Quote the records beneath, complete and exact. Leave out images.

Dataset records on visual material:
**********
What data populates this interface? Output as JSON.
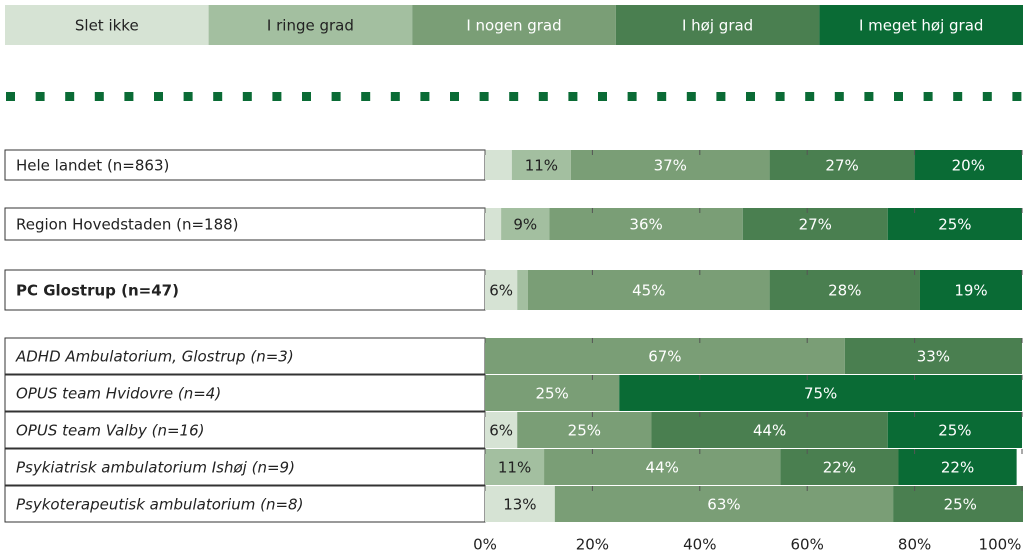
{
  "chart_data": {
    "type": "stacked-bar-horizontal",
    "categories": [
      "Hele landet (n=863)",
      "Region Hovedstaden (n=188)",
      "PC Glostrup (n=47)",
      "ADHD Ambulatorium, Glostrup (n=3)",
      "OPUS team Hvidovre (n=4)",
      "OPUS team Valby (n=16)",
      "Psykiatrisk ambulatorium Ishøj (n=9)",
      "Psykoterapeutisk ambulatorium (n=8)"
    ],
    "series": [
      {
        "name": "Slet ikke",
        "color": "#d6e3d4",
        "values": [
          5,
          3,
          6,
          0,
          0,
          6,
          0,
          13
        ],
        "value_labels": [
          null,
          null,
          "6%",
          null,
          null,
          "6%",
          null,
          "13%"
        ]
      },
      {
        "name": "I ringe grad",
        "color": "#a3bfa0",
        "values": [
          11,
          9,
          2,
          0,
          0,
          0,
          11,
          0
        ],
        "value_labels": [
          "11%",
          "9%",
          null,
          null,
          null,
          null,
          "11%",
          null
        ]
      },
      {
        "name": "I nogen grad",
        "color": "#7a9e76",
        "values": [
          37,
          36,
          45,
          67,
          25,
          25,
          44,
          63
        ],
        "value_labels": [
          "37%",
          "36%",
          "45%",
          "67%",
          "25%",
          "25%",
          "44%",
          "63%"
        ]
      },
      {
        "name": "I høj grad",
        "color": "#4a7f50",
        "values": [
          27,
          27,
          28,
          33,
          0,
          44,
          22,
          25
        ],
        "value_labels": [
          "27%",
          "27%",
          "28%",
          "33%",
          null,
          "44%",
          "22%",
          "25%"
        ]
      },
      {
        "name": "I meget høj grad",
        "color": "#0a6b35",
        "values": [
          20,
          25,
          19,
          0,
          75,
          25,
          22,
          0
        ],
        "value_labels": [
          "20%",
          "25%",
          "19%",
          null,
          "75%",
          "25%",
          "22%",
          null
        ]
      }
    ],
    "xlim": [
      0,
      100
    ],
    "xticks": [
      {
        "value": 0,
        "label": "0%"
      },
      {
        "value": 20,
        "label": "20%"
      },
      {
        "value": 40,
        "label": "40%"
      },
      {
        "value": 60,
        "label": "60%"
      },
      {
        "value": 80,
        "label": "80%"
      },
      {
        "value": 100,
        "label": "100%"
      }
    ],
    "legend": "top"
  }
}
**********
Finished answer =>
What data populates this interface? Output as JSON.
{
  "chart_data": {
    "type": "stacked-bar-horizontal",
    "categories": [
      "Hele landet (n=863)",
      "Region Hovedstaden (n=188)",
      "PC Glostrup (n=47)",
      "ADHD Ambulatorium, Glostrup (n=3)",
      "OPUS team Hvidovre (n=4)",
      "OPUS team Valby (n=16)",
      "Psykiatrisk ambulatorium Ishøj (n=9)",
      "Psykoterapeutisk ambulatorium (n=8)"
    ],
    "series": [
      {
        "name": "Slet ikke",
        "color": "#d6e3d4",
        "values": [
          5,
          3,
          6,
          0,
          0,
          6,
          0,
          13
        ],
        "value_labels": [
          null,
          null,
          "6%",
          null,
          null,
          "6%",
          null,
          "13%"
        ]
      },
      {
        "name": "I ringe grad",
        "color": "#a3bfa0",
        "values": [
          11,
          9,
          2,
          0,
          0,
          0,
          11,
          0
        ],
        "value_labels": [
          "11%",
          "9%",
          null,
          null,
          null,
          null,
          "11%",
          null
        ]
      },
      {
        "name": "I nogen grad",
        "color": "#7a9e76",
        "values": [
          37,
          36,
          45,
          67,
          25,
          25,
          44,
          63
        ],
        "value_labels": [
          "37%",
          "36%",
          "45%",
          "67%",
          "25%",
          "25%",
          "44%",
          "63%"
        ]
      },
      {
        "name": "I høj grad",
        "color": "#4a7f50",
        "values": [
          27,
          27,
          28,
          33,
          0,
          44,
          22,
          25
        ],
        "value_labels": [
          "27%",
          "27%",
          "28%",
          "33%",
          null,
          "44%",
          "22%",
          "25%"
        ]
      },
      {
        "name": "I meget høj grad",
        "color": "#0a6b35",
        "values": [
          20,
          25,
          19,
          0,
          75,
          25,
          22,
          0
        ],
        "value_labels": [
          "20%",
          "25%",
          "19%",
          null,
          "75%",
          "25%",
          "22%",
          null
        ]
      }
    ],
    "xlim": [
      0,
      100
    ],
    "xticks": [
      {
        "value": 0,
        "label": "0%"
      },
      {
        "value": 20,
        "label": "20%"
      },
      {
        "value": 40,
        "label": "40%"
      },
      {
        "value": 60,
        "label": "60%"
      },
      {
        "value": 80,
        "label": "80%"
      },
      {
        "value": 100,
        "label": "100%"
      }
    ],
    "legend": "top"
  }
}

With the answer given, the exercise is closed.